[Part of a data file]
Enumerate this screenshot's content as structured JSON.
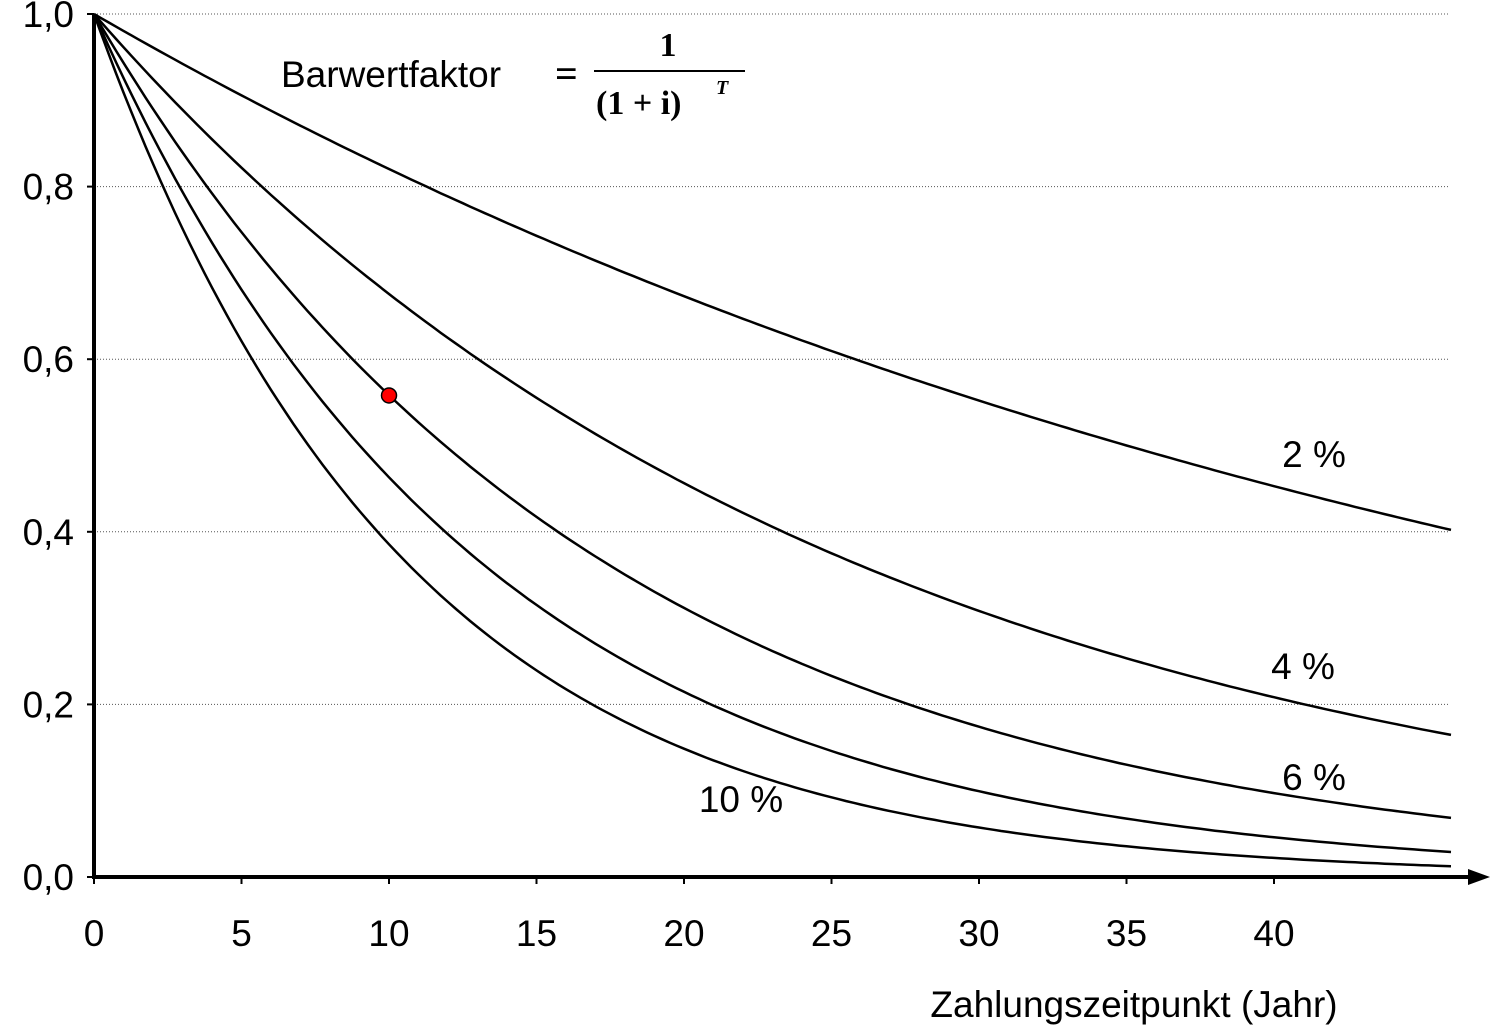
{
  "formula": {
    "label": "Barwertfaktor",
    "equals": "=",
    "numerator": "1",
    "denominator": "(1 + i)",
    "exponent": "T"
  },
  "chart_data": {
    "type": "line",
    "title": "",
    "xlabel": "Zahlungszeitpunkt (Jahr)",
    "ylabel": "",
    "xlim": [
      0,
      46
    ],
    "ylim": [
      0,
      1
    ],
    "x_ticks": [
      0,
      5,
      10,
      15,
      20,
      25,
      30,
      35,
      40
    ],
    "x_tick_labels": [
      "0",
      "5",
      "10",
      "15",
      "20",
      "25",
      "30",
      "35",
      "40"
    ],
    "y_ticks": [
      0,
      0.2,
      0.4,
      0.6,
      0.8,
      1.0
    ],
    "y_tick_labels": [
      "0,0",
      "0,2",
      "0,4",
      "0,6",
      "0,8",
      "1,0"
    ],
    "grid": "horizontal dotted",
    "series": [
      {
        "name": "2 %",
        "rate": 0.02
      },
      {
        "name": "4 %",
        "rate": 0.04
      },
      {
        "name": "6 %",
        "rate": 0.06
      },
      {
        "name": "",
        "rate": 0.08
      },
      {
        "name": "10 %",
        "rate": 0.1
      }
    ],
    "highlight_point": {
      "x": 10,
      "y": 0.558,
      "color": "#ff0000"
    }
  }
}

### The task
In your copy, leave out the pictures and reproduce the material above exactly.

### Solution
Enumerate this screenshot's content as structured JSON.
{
  "formula": {
    "label": "Barwertfaktor",
    "equals": "=",
    "numerator": "1",
    "denominator": "(1 + i)",
    "exponent": "T"
  },
  "chart_data": {
    "type": "line",
    "title": "",
    "xlabel": "Zahlungszeitpunkt (Jahr)",
    "ylabel": "",
    "xlim": [
      0,
      46
    ],
    "ylim": [
      0,
      1
    ],
    "x_ticks": [
      0,
      5,
      10,
      15,
      20,
      25,
      30,
      35,
      40
    ],
    "x_tick_labels": [
      "0",
      "5",
      "10",
      "15",
      "20",
      "25",
      "30",
      "35",
      "40"
    ],
    "y_ticks": [
      0,
      0.2,
      0.4,
      0.6,
      0.8,
      1.0
    ],
    "y_tick_labels": [
      "0,0",
      "0,2",
      "0,4",
      "0,6",
      "0,8",
      "1,0"
    ],
    "grid": "horizontal dotted",
    "series": [
      {
        "name": "2 %",
        "rate": 0.02
      },
      {
        "name": "4 %",
        "rate": 0.04
      },
      {
        "name": "6 %",
        "rate": 0.06
      },
      {
        "name": "",
        "rate": 0.08
      },
      {
        "name": "10 %",
        "rate": 0.1
      }
    ],
    "highlight_point": {
      "x": 10,
      "y": 0.558,
      "color": "#ff0000"
    }
  }
}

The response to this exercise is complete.